Data entries

-- Begin --

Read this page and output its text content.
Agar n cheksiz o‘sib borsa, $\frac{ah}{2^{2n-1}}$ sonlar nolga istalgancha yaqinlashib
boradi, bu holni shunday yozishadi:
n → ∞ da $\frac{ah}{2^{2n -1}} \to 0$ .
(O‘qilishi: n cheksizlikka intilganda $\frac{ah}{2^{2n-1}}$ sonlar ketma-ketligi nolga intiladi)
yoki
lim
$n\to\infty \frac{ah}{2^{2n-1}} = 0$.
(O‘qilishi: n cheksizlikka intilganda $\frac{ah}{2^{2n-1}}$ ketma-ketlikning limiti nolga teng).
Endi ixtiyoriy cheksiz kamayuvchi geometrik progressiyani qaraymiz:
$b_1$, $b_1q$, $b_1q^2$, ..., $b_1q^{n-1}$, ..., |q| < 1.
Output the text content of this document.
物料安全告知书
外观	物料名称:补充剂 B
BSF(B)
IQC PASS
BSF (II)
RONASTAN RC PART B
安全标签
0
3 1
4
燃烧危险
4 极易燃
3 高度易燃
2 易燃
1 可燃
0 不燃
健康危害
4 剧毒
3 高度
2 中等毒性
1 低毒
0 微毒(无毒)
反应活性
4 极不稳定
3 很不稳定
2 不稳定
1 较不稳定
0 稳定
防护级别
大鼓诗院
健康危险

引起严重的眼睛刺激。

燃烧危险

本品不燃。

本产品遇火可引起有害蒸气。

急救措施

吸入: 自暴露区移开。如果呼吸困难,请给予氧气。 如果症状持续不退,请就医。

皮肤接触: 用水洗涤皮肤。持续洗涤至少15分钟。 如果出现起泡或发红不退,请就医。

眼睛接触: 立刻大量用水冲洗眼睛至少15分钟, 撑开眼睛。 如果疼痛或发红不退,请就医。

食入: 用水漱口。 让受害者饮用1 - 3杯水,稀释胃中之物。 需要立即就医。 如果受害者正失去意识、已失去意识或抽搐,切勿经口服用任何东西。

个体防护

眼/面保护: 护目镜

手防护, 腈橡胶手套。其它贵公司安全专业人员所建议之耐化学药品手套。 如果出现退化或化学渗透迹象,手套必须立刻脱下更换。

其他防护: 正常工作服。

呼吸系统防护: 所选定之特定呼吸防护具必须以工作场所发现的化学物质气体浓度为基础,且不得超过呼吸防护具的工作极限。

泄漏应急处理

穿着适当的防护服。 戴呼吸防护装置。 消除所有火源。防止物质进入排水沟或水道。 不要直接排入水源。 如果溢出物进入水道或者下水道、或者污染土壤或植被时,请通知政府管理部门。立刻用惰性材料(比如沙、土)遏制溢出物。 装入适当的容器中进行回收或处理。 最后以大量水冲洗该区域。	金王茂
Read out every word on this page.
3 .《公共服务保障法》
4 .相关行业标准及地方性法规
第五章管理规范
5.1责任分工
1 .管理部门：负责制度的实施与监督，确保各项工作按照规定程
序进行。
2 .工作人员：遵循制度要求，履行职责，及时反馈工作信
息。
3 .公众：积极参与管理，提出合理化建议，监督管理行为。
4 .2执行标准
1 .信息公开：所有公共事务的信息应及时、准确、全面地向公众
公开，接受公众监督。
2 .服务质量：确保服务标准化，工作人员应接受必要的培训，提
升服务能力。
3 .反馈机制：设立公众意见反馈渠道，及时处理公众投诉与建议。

-- End --

What is asked:
Copy out each line of the records that holds the string "Read".

Finished answer:
Read this page and output its text content.
Read out every word on this page.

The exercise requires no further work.